Excerpts from a figure dataset

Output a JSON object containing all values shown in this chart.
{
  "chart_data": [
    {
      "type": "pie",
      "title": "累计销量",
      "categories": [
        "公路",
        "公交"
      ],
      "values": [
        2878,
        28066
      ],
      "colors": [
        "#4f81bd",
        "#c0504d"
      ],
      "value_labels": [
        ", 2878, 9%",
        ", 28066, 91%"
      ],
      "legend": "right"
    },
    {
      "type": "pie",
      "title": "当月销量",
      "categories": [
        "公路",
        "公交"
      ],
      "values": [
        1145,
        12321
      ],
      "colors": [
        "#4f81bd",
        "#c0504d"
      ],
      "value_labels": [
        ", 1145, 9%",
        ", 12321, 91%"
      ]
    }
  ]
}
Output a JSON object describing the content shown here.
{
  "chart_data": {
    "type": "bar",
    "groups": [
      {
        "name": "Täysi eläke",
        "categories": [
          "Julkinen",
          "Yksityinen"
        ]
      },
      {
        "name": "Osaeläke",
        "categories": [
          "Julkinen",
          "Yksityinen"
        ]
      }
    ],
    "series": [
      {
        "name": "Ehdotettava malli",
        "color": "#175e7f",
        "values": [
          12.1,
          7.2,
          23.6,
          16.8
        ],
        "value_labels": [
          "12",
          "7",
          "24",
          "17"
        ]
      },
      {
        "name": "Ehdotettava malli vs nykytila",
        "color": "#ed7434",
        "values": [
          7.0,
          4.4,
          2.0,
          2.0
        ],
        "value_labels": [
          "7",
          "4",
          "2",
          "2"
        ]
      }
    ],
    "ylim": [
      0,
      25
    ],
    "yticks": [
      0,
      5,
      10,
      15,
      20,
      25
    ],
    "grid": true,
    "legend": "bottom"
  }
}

§ What to produce:
Nothing in the data may differ; print all of it exactly as written.

§ Reply:
Output a JSON object containing all values shown in this chart.
{
  "chart_data": [
    {
      "type": "pie",
      "title": "累计销量",
      "categories": [
        "公路",
        "公交"
      ],
      "values": [
        2878,
        28066
      ],
      "colors": [
        "#4f81bd",
        "#c0504d"
      ],
      "value_labels": [
        ", 2878, 9%",
        ", 28066, 91%"
      ],
      "legend": "right"
    },
    {
      "type": "pie",
      "title": "当月销量",
      "categories": [
        "公路",
        "公交"
      ],
      "values": [
        1145,
        12321
      ],
      "colors": [
        "#4f81bd",
        "#c0504d"
      ],
      "value_labels": [
        ", 1145, 9%",
        ", 12321, 91%"
      ]
    }
  ]
}
Output a JSON object describing the content shown here.
{
  "chart_data": {
    "type": "bar",
    "groups": [
      {
        "name": "Täysi eläke",
        "categories": [
          "Julkinen",
          "Yksityinen"
        ]
      },
      {
        "name": "Osaeläke",
        "categories": [
          "Julkinen",
          "Yksityinen"
        ]
      }
    ],
    "series": [
      {
        "name": "Ehdotettava malli",
        "color": "#175e7f",
        "values": [
          12.1,
          7.2,
          23.6,
          16.8
        ],
        "value_labels": [
          "12",
          "7",
          "24",
          "17"
        ]
      },
      {
        "name": "Ehdotettava malli vs nykytila",
        "color": "#ed7434",
        "values": [
          7.0,
          4.4,
          2.0,
          2.0
        ],
        "value_labels": [
          "7",
          "4",
          "2",
          "2"
        ]
      }
    ],
    "ylim": [
      0,
      25
    ],
    "yticks": [
      0,
      5,
      10,
      15,
      20,
      25
    ],
    "grid": true,
    "legend": "bottom"
  }
}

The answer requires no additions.